To be done>
Any picture among the records should be left out, please; retype the rest exactly.

Record excerpts>
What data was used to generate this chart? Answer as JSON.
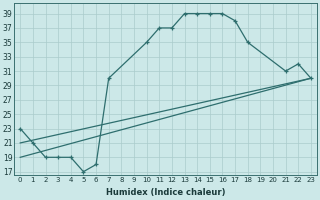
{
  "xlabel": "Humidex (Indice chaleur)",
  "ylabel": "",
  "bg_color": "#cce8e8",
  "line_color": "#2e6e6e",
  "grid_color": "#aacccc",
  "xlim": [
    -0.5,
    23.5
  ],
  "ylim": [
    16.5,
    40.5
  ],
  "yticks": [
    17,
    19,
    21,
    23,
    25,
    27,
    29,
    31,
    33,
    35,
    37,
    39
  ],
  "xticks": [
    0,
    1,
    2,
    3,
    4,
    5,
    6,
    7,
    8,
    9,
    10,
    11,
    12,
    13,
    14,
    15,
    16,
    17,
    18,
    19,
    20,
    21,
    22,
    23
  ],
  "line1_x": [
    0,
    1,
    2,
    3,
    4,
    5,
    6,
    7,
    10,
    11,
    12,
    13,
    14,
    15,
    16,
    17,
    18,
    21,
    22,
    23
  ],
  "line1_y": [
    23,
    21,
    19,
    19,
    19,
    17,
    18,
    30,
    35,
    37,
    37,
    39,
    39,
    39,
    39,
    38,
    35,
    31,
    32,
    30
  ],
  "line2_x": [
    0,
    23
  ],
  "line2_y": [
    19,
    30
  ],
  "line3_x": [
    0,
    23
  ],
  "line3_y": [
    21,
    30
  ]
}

Result for this exercise>
What data was used to generate this chart? Answer as JSON.
{
  "xlabel": "Humidex (Indice chaleur)",
  "ylabel": "",
  "bg_color": "#cce8e8",
  "line_color": "#2e6e6e",
  "grid_color": "#aacccc",
  "xlim": [
    -0.5,
    23.5
  ],
  "ylim": [
    16.5,
    40.5
  ],
  "yticks": [
    17,
    19,
    21,
    23,
    25,
    27,
    29,
    31,
    33,
    35,
    37,
    39
  ],
  "xticks": [
    0,
    1,
    2,
    3,
    4,
    5,
    6,
    7,
    8,
    9,
    10,
    11,
    12,
    13,
    14,
    15,
    16,
    17,
    18,
    19,
    20,
    21,
    22,
    23
  ],
  "line1_x": [
    0,
    1,
    2,
    3,
    4,
    5,
    6,
    7,
    10,
    11,
    12,
    13,
    14,
    15,
    16,
    17,
    18,
    21,
    22,
    23
  ],
  "line1_y": [
    23,
    21,
    19,
    19,
    19,
    17,
    18,
    30,
    35,
    37,
    37,
    39,
    39,
    39,
    39,
    38,
    35,
    31,
    32,
    30
  ],
  "line2_x": [
    0,
    23
  ],
  "line2_y": [
    19,
    30
  ],
  "line3_x": [
    0,
    23
  ],
  "line3_y": [
    21,
    30
  ]
}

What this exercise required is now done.